* **Problem details**: Go through the lines below. Copy those with "title".

::: Input records :::

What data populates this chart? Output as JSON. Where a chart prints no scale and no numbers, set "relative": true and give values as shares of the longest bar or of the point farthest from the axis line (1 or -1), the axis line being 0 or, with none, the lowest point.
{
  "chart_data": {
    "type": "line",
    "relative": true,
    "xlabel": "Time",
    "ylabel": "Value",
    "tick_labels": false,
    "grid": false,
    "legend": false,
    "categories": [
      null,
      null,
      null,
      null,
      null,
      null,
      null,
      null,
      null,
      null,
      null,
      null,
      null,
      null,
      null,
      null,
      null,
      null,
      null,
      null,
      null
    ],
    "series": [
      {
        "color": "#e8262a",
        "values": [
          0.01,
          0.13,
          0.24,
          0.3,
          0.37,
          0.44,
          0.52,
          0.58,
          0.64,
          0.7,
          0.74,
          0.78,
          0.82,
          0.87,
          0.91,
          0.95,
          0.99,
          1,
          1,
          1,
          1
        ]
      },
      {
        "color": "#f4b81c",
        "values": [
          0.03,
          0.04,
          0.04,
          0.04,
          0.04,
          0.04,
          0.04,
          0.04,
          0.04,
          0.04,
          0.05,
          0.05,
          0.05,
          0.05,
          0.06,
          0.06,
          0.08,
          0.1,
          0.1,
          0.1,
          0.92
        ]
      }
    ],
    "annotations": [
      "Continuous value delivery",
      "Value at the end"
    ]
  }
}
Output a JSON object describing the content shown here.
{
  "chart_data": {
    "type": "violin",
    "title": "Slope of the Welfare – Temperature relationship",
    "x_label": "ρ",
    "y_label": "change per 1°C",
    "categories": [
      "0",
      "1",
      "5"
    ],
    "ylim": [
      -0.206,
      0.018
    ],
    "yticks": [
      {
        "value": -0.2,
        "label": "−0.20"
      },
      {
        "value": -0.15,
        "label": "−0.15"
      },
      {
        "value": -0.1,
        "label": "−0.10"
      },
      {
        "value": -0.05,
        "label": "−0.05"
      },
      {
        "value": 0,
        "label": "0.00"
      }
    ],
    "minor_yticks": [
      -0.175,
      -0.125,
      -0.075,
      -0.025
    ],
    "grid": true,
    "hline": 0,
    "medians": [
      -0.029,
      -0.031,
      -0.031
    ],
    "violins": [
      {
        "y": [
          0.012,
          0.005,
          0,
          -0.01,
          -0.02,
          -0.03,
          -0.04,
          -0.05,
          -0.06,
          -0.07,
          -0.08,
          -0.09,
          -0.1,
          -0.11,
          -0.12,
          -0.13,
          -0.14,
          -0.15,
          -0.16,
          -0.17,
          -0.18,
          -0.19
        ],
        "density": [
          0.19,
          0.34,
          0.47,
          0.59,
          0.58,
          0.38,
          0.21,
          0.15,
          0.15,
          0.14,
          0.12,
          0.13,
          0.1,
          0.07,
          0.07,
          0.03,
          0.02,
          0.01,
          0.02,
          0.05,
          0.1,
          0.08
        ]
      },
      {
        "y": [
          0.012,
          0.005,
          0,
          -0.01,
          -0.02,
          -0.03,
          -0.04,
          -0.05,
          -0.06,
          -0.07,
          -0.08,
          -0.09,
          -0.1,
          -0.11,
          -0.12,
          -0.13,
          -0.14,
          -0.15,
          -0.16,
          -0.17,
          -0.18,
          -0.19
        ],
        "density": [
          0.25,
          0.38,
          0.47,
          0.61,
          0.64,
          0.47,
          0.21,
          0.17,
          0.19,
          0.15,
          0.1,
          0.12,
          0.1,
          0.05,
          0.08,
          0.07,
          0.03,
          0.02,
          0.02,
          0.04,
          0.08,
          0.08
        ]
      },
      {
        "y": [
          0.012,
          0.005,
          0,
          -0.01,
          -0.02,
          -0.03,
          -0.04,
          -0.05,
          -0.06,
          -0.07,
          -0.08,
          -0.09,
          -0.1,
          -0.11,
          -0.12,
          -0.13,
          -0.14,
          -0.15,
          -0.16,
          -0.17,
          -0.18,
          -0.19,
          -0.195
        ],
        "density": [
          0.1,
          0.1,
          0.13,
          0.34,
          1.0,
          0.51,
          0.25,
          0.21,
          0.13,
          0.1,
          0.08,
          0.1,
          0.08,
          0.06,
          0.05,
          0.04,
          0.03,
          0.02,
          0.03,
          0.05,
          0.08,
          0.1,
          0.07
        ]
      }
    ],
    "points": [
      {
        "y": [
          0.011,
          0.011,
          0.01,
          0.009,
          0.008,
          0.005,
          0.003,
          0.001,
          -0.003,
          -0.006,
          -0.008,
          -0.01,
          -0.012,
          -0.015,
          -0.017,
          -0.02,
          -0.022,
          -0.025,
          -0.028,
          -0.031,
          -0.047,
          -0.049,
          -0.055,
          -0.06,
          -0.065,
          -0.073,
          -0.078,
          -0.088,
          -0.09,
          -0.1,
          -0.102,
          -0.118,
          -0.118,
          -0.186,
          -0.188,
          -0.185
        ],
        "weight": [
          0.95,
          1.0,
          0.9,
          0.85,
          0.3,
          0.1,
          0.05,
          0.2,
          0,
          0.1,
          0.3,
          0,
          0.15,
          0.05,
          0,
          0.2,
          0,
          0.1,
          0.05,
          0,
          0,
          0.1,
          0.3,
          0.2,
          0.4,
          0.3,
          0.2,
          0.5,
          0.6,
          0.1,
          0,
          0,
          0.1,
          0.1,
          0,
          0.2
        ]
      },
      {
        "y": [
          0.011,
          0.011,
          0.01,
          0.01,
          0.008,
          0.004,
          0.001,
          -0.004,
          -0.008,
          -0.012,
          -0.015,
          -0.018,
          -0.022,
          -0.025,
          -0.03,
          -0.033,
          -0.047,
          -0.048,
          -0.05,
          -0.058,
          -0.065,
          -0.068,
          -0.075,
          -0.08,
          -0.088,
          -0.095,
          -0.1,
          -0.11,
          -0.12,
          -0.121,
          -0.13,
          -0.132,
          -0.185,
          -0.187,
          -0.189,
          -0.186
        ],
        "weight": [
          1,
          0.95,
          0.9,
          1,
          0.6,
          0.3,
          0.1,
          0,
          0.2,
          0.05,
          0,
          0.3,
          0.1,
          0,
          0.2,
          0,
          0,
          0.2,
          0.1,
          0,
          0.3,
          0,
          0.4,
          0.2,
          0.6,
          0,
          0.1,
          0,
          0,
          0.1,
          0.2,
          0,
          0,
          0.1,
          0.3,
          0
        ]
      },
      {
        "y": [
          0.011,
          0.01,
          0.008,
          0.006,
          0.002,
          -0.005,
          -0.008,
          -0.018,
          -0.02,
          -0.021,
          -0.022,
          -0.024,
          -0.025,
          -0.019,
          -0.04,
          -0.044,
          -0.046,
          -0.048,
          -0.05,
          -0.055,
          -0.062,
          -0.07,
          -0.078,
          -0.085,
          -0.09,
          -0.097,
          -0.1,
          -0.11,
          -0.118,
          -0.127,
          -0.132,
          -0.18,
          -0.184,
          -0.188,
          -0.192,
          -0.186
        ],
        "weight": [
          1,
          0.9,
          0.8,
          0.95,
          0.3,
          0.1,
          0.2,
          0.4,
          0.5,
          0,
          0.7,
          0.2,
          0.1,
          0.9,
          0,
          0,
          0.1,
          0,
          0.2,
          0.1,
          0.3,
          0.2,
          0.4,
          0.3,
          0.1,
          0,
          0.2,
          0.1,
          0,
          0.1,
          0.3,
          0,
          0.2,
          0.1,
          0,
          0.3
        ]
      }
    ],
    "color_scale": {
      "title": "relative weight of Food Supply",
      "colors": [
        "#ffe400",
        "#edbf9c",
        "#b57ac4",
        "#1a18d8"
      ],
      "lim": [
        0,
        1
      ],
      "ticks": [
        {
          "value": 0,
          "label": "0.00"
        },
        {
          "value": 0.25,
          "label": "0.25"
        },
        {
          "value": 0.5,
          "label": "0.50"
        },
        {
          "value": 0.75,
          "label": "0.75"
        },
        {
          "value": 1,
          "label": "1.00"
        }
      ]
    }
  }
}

:::

* **Output for this exercise**:
    "title": "Slope of the Welfare – Temperature relationship",
      "title": "relative weight of Food Supply",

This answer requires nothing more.